▸ **About this exercise**: Find every line in the records below that holds the word "heading", and copy it out.

[Document layout detection data]
::::::::::
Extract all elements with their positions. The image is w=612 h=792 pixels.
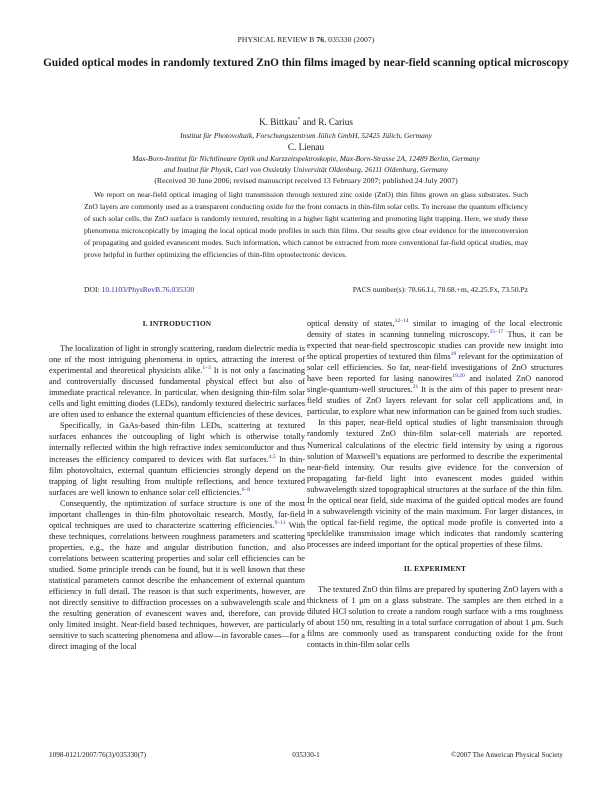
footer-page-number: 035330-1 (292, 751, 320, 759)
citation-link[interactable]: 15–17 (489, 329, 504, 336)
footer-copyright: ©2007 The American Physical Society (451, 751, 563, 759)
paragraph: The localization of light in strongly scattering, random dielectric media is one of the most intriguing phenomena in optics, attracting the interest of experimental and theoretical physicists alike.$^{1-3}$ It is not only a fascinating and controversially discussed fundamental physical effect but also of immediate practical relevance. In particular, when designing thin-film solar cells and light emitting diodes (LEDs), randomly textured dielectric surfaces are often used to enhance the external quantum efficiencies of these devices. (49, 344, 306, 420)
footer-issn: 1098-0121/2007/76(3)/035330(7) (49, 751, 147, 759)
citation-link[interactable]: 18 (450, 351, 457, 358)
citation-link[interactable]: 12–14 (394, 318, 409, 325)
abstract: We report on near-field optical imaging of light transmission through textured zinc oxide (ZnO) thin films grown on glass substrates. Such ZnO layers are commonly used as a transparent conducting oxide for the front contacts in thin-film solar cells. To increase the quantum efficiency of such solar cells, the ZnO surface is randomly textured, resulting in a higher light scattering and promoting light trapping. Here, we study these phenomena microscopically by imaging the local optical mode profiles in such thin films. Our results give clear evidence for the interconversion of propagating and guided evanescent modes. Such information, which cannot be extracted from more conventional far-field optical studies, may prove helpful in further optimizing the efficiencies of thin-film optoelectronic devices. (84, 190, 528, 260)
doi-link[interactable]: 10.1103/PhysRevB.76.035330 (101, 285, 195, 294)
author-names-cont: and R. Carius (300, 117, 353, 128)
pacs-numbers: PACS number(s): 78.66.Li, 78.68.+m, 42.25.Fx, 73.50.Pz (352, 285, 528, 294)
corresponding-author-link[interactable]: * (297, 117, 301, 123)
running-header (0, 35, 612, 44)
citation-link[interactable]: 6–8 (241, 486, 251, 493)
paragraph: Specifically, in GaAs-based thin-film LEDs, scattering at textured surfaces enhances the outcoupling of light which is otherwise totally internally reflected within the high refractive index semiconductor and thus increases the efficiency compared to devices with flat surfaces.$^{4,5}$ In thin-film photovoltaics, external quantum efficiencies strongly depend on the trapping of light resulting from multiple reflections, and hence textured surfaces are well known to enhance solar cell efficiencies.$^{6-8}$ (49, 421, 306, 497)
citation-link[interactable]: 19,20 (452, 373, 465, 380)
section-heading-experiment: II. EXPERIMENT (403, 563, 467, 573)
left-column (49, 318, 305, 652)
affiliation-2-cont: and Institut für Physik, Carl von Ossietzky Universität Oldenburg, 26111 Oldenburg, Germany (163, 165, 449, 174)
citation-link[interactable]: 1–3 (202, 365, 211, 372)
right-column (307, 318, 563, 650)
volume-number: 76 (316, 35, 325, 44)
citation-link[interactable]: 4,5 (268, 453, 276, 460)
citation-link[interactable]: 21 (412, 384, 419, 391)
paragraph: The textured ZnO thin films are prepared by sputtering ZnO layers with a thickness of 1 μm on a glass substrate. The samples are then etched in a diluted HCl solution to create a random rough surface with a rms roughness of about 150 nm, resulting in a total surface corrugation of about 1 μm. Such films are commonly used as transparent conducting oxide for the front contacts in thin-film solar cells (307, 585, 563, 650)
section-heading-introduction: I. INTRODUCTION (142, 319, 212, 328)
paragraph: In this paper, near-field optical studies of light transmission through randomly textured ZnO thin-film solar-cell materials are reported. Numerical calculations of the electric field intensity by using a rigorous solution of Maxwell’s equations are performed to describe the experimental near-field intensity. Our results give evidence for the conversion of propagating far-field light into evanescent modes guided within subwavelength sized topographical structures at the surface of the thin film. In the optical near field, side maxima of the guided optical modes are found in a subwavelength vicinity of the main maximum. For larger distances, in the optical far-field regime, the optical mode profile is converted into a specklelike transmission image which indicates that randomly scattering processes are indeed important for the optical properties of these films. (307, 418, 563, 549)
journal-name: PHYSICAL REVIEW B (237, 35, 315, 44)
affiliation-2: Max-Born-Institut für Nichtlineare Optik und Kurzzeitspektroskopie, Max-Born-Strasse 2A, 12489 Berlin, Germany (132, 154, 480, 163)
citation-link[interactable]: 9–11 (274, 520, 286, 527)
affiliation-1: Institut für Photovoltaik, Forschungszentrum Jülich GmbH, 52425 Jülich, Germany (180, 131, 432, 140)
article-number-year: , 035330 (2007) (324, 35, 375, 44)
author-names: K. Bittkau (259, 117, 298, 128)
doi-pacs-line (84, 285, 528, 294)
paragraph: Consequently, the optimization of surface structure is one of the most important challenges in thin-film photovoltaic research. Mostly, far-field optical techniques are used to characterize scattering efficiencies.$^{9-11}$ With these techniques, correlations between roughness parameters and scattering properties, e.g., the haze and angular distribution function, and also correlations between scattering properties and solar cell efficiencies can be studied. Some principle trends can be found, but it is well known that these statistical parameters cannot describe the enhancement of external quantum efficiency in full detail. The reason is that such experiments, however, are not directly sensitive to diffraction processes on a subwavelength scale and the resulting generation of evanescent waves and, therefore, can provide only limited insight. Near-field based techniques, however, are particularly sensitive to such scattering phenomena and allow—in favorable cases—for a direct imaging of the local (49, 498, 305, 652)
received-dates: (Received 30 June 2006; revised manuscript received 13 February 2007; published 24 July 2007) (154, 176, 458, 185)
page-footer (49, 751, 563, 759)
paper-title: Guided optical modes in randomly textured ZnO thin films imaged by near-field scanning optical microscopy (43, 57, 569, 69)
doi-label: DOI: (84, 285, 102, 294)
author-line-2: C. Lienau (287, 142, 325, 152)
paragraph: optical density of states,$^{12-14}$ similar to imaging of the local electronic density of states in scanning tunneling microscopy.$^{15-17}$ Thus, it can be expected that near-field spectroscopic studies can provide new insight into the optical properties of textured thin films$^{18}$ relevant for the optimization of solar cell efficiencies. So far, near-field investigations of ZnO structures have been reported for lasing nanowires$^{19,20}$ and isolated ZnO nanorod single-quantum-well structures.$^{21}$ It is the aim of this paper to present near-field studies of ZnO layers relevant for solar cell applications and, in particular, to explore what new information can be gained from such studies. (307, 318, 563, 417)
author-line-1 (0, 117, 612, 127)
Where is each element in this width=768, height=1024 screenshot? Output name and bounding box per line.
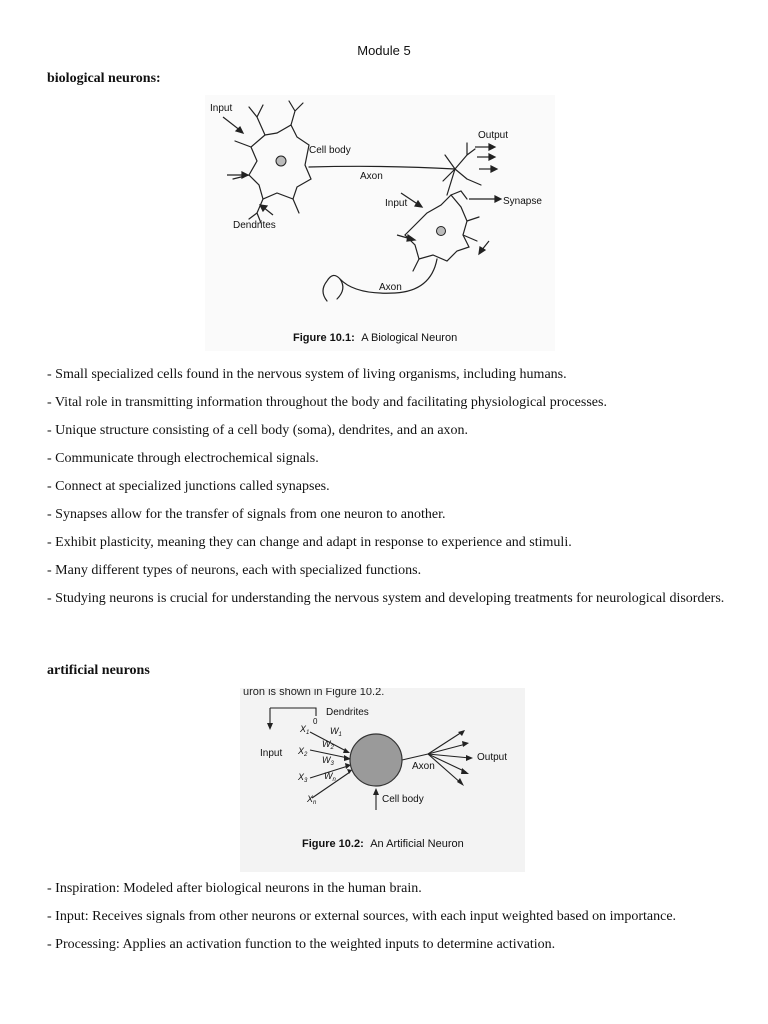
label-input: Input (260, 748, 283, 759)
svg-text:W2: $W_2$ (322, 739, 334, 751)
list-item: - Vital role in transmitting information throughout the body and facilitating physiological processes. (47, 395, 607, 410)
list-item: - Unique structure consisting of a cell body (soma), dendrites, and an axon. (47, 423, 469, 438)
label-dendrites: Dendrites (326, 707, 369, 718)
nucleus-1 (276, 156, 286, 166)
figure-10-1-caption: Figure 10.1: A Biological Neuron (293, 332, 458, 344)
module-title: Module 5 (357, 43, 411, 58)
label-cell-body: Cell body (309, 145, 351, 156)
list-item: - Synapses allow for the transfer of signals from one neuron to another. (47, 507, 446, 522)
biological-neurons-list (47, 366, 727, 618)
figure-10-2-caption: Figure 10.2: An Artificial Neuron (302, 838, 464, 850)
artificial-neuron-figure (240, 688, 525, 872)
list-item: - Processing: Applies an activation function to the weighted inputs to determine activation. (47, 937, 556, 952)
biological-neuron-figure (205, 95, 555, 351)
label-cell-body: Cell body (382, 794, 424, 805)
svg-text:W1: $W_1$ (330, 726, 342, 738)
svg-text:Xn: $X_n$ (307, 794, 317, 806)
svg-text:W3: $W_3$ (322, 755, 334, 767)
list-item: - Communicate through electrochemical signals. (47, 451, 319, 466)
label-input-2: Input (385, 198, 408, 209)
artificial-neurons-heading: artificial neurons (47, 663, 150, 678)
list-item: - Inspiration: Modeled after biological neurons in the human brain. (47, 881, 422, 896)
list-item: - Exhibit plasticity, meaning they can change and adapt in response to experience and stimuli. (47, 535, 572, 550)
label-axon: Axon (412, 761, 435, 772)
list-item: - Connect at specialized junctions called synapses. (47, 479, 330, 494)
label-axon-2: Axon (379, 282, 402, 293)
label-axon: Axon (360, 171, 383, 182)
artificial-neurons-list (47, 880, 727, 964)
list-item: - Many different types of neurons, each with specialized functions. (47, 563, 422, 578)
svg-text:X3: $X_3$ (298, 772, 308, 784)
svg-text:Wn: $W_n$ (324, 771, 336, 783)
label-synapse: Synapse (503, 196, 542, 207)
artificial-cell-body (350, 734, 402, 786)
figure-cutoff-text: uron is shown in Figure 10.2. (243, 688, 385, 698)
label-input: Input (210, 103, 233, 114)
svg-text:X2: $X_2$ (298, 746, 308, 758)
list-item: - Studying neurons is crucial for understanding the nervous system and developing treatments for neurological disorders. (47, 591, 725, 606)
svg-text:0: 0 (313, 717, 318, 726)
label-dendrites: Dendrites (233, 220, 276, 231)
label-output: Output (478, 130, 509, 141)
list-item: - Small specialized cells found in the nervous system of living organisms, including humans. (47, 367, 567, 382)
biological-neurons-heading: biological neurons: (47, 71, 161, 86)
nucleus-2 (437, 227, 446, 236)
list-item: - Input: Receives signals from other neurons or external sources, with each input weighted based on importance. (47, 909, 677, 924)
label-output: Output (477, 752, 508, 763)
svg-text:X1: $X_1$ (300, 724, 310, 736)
::::::::::
▸ **Answer for the task**:
section-heading-experiment: II. EXPERIMENT (403, 563, 467, 573)
section-heading-introduction: I. INTRODUCTION (142, 319, 212, 328)
artificial-neurons-heading: artificial neurons (47, 663, 150, 678)
biological-neurons-heading: biological neurons: (47, 71, 161, 86)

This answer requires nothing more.